--- Start Excerpted records ---

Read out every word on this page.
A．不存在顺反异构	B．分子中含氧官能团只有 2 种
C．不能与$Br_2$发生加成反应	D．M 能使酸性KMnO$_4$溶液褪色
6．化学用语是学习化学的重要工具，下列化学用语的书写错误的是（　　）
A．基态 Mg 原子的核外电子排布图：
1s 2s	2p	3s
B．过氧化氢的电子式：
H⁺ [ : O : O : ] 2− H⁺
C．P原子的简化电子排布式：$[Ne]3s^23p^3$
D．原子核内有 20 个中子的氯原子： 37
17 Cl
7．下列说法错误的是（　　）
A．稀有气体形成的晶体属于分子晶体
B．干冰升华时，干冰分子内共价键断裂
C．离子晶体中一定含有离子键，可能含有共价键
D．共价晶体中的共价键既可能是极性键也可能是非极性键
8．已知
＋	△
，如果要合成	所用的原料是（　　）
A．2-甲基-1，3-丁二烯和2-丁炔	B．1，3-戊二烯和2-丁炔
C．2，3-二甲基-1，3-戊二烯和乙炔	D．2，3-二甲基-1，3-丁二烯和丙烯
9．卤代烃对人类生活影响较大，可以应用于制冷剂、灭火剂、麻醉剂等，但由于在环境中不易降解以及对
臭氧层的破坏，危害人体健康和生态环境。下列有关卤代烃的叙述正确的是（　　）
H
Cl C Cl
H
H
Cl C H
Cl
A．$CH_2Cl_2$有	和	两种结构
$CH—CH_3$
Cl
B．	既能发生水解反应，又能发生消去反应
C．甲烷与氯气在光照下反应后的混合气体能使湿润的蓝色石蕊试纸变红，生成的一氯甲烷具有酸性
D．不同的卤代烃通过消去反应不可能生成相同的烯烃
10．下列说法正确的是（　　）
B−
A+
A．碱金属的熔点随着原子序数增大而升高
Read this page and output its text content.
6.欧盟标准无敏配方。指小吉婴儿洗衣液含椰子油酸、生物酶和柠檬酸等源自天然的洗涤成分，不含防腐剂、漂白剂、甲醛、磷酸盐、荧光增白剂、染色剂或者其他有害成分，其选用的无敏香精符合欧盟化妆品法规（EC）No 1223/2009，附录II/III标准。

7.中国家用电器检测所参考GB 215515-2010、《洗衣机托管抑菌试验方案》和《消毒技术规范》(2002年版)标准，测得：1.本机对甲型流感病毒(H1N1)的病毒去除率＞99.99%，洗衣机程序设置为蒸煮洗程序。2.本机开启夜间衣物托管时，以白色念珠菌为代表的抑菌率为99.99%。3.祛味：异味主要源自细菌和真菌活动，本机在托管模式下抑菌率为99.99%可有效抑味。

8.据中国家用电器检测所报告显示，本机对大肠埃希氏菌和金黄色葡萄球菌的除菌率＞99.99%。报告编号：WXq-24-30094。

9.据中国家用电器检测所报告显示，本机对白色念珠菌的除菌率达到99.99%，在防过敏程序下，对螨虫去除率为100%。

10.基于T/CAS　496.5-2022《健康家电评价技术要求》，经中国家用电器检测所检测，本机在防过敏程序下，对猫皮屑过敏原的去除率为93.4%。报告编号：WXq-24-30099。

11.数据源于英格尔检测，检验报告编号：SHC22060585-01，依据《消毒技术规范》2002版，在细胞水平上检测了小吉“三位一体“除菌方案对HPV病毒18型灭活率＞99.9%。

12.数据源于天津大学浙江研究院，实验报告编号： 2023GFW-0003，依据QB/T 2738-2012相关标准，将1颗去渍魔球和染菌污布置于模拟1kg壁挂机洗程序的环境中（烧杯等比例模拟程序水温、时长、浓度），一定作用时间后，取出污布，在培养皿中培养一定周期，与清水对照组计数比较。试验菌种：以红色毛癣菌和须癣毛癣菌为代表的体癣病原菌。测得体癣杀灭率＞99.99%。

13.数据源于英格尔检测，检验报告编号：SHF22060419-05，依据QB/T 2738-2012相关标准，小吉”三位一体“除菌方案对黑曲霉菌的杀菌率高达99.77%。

--- End Excerpted records ---
--- Start Excerpted records ---

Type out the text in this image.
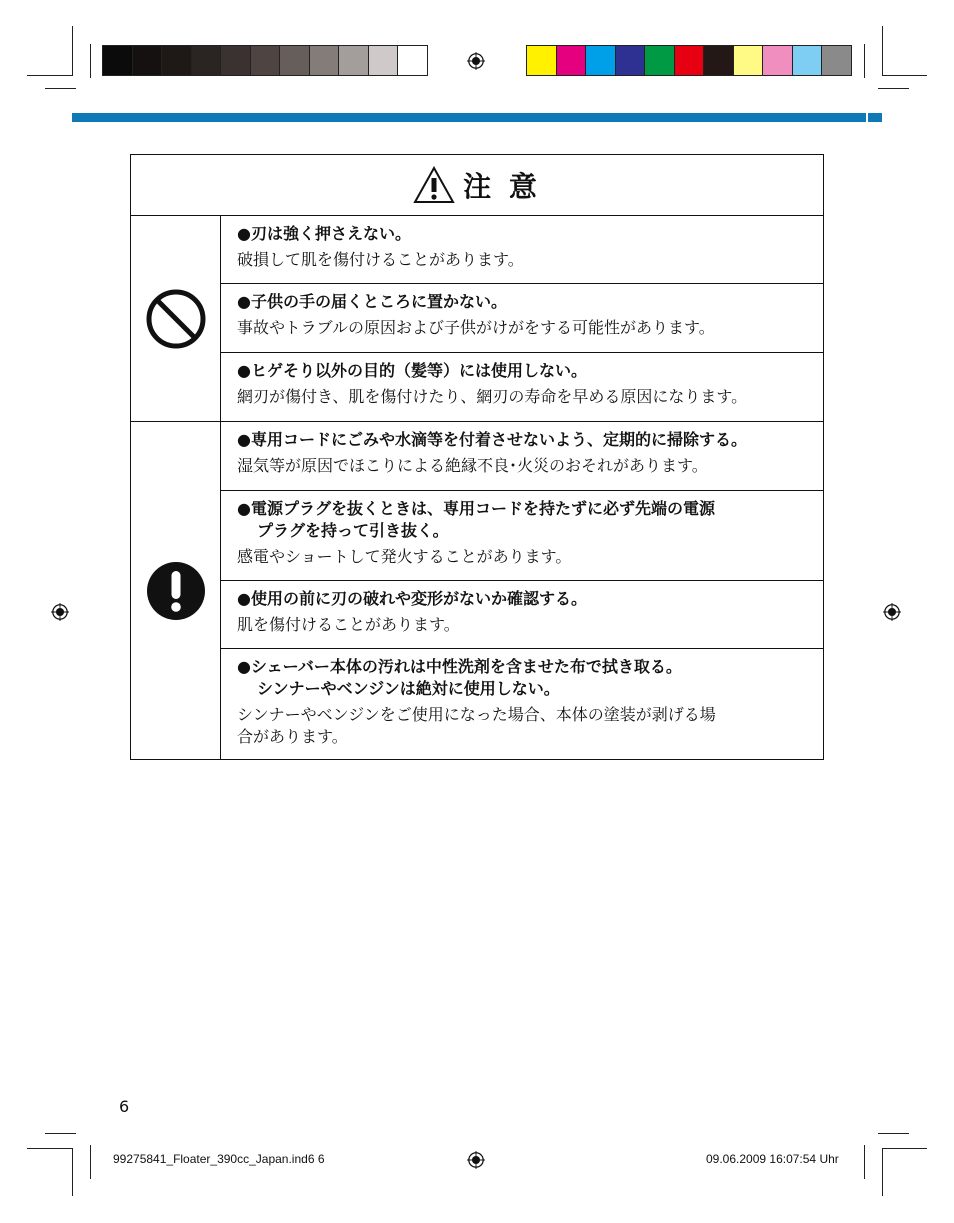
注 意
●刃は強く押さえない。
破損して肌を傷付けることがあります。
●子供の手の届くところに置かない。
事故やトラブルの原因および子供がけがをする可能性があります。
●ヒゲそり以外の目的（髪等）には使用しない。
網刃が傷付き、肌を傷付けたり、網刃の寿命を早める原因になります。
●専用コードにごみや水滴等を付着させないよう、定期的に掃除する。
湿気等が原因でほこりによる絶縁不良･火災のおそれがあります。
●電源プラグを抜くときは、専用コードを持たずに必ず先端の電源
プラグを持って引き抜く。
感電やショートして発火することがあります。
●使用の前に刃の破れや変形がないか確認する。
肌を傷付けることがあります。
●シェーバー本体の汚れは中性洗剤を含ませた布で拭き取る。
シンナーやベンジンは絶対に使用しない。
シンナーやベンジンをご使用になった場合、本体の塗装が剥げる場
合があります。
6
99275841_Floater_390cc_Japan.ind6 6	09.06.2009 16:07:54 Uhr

--- End Excerpted records ---
--- Start Excerpted records ---

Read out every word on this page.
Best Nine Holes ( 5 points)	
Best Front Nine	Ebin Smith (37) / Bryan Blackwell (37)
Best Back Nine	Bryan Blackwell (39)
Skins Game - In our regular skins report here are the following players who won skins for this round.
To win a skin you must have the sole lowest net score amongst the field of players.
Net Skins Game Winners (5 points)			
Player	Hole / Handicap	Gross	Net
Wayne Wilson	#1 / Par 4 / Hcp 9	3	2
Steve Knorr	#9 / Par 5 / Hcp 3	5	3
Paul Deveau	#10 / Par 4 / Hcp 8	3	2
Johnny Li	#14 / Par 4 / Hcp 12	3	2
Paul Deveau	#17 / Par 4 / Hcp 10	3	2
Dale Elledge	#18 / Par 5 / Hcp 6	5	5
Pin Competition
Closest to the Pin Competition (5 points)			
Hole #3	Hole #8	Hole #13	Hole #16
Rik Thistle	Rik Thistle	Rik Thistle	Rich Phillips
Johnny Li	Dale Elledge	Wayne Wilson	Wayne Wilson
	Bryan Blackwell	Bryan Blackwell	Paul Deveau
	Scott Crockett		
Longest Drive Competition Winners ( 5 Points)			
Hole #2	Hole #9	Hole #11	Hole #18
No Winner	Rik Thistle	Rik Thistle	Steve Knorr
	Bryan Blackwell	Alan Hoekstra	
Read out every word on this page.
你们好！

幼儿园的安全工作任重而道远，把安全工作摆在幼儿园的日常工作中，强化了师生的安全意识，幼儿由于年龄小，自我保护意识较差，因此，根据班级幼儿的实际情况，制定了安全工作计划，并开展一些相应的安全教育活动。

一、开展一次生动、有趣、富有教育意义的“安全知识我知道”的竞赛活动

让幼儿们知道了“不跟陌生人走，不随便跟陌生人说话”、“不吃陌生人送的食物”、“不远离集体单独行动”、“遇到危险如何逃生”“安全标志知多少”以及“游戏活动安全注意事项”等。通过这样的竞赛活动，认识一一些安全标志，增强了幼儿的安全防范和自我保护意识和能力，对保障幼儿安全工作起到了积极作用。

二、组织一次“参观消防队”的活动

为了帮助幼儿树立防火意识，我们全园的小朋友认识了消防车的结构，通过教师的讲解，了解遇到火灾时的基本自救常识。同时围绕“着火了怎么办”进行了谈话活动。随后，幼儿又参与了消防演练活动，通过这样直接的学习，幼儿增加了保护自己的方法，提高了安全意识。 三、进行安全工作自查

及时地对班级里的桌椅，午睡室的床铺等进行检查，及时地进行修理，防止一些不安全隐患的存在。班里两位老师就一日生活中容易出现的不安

--- End Excerpted records ---

*Problem to solve*:
Whichever lines contain the string "据中国家用电器检测所报告显示", select and copy them.

*Solution to the problem*:
8.据中国家用电器检测所报告显示，本机对大肠埃希氏菌和金黄色葡萄球菌的除菌率＞99.99%。报告编号：WXq-24-30094。
9.据中国家用电器检测所报告显示，本机对白色念珠菌的除菌率达到99.99%，在防过敏程序下，对螨虫去除率为100%。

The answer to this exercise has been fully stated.